Reprint the whole of the data exactly.

━━━━━ Data supplied ━━━━━

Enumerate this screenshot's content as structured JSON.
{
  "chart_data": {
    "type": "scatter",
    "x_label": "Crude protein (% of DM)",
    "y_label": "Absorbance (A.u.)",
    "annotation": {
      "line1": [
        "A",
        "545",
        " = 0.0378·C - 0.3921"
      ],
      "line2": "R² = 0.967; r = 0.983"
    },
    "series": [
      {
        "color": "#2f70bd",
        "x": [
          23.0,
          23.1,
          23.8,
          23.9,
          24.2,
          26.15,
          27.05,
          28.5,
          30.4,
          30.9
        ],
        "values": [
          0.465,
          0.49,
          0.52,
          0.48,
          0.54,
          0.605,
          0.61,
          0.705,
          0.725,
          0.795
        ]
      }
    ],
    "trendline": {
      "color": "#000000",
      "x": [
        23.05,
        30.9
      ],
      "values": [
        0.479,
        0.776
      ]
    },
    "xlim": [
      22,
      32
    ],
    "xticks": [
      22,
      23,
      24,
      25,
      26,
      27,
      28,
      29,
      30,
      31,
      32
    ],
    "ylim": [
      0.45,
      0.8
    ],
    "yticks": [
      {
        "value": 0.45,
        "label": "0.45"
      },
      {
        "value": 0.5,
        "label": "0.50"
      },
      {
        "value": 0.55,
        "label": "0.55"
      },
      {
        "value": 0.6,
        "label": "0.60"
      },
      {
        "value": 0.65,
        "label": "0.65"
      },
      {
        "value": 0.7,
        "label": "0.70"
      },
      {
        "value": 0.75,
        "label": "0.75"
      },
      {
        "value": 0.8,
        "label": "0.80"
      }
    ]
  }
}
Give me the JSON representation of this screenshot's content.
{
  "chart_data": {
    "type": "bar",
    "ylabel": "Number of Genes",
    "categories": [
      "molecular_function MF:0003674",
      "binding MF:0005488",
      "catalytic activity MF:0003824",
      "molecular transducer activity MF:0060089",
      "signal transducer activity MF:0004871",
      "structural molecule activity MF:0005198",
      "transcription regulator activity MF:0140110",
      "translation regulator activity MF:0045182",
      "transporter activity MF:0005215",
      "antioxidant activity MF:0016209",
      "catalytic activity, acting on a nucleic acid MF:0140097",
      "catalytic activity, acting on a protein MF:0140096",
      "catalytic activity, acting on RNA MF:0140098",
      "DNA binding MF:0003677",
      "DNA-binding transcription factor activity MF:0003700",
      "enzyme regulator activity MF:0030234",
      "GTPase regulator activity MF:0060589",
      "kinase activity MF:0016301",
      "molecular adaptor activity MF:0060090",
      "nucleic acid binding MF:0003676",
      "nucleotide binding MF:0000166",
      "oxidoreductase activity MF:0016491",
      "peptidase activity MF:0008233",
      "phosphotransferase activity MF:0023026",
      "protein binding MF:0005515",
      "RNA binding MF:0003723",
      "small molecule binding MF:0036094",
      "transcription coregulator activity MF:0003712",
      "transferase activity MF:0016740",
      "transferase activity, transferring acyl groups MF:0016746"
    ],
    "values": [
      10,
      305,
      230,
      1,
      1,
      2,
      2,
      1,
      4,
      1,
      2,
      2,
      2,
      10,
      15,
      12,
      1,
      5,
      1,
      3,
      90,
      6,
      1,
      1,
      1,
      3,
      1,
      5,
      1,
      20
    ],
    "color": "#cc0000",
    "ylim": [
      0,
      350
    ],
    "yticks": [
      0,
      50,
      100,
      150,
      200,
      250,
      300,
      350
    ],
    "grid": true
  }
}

━━━━━

### Written answer
Enumerate this screenshot's content as structured JSON.
{
  "chart_data": {
    "type": "scatter",
    "x_label": "Crude protein (% of DM)",
    "y_label": "Absorbance (A.u.)",
    "annotation": {
      "line1": [
        "A",
        "545",
        " = 0.0378·C - 0.3921"
      ],
      "line2": "R² = 0.967; r = 0.983"
    },
    "series": [
      {
        "color": "#2f70bd",
        "x": [
          23.0,
          23.1,
          23.8,
          23.9,
          24.2,
          26.15,
          27.05,
          28.5,
          30.4,
          30.9
        ],
        "values": [
          0.465,
          0.49,
          0.52,
          0.48,
          0.54,
          0.605,
          0.61,
          0.705,
          0.725,
          0.795
        ]
      }
    ],
    "trendline": {
      "color": "#000000",
      "x": [
        23.05,
        30.9
      ],
      "values": [
        0.479,
        0.776
      ]
    },
    "xlim": [
      22,
      32
    ],
    "xticks": [
      22,
      23,
      24,
      25,
      26,
      27,
      28,
      29,
      30,
      31,
      32
    ],
    "ylim": [
      0.45,
      0.8
    ],
    "yticks": [
      {
        "value": 0.45,
        "label": "0.45"
      },
      {
        "value": 0.5,
        "label": "0.50"
      },
      {
        "value": 0.55,
        "label": "0.55"
      },
      {
        "value": 0.6,
        "label": "0.60"
      },
      {
        "value": 0.65,
        "label": "0.65"
      },
      {
        "value": 0.7,
        "label": "0.70"
      },
      {
        "value": 0.75,
        "label": "0.75"
      },
      {
        "value": 0.8,
        "label": "0.80"
      }
    ]
  }
}
Give me the JSON representation of this screenshot's content.
{
  "chart_data": {
    "type": "bar",
    "ylabel": "Number of Genes",
    "categories": [
      "molecular_function MF:0003674",
      "binding MF:0005488",
      "catalytic activity MF:0003824",
      "molecular transducer activity MF:0060089",
      "signal transducer activity MF:0004871",
      "structural molecule activity MF:0005198",
      "transcription regulator activity MF:0140110",
      "translation regulator activity MF:0045182",
      "transporter activity MF:0005215",
      "antioxidant activity MF:0016209",
      "catalytic activity, acting on a nucleic acid MF:0140097",
      "catalytic activity, acting on a protein MF:0140096",
      "catalytic activity, acting on RNA MF:0140098",
      "DNA binding MF:0003677",
      "DNA-binding transcription factor activity MF:0003700",
      "enzyme regulator activity MF:0030234",
      "GTPase regulator activity MF:0060589",
      "kinase activity MF:0016301",
      "molecular adaptor activity MF:0060090",
      "nucleic acid binding MF:0003676",
      "nucleotide binding MF:0000166",
      "oxidoreductase activity MF:0016491",
      "peptidase activity MF:0008233",
      "phosphotransferase activity MF:0023026",
      "protein binding MF:0005515",
      "RNA binding MF:0003723",
      "small molecule binding MF:0036094",
      "transcription coregulator activity MF:0003712",
      "transferase activity MF:0016740",
      "transferase activity, transferring acyl groups MF:0016746"
    ],
    "values": [
      10,
      305,
      230,
      1,
      1,
      2,
      2,
      1,
      4,
      1,
      2,
      2,
      2,
      10,
      15,
      12,
      1,
      5,
      1,
      3,
      90,
      6,
      1,
      1,
      1,
      3,
      1,
      5,
      1,
      20
    ],
    "color": "#cc0000",
    "ylim": [
      0,
      350
    ],
    "yticks": [
      0,
      50,
      100,
      150,
      200,
      250,
      300,
      350
    ],
    "grid": true
  }
}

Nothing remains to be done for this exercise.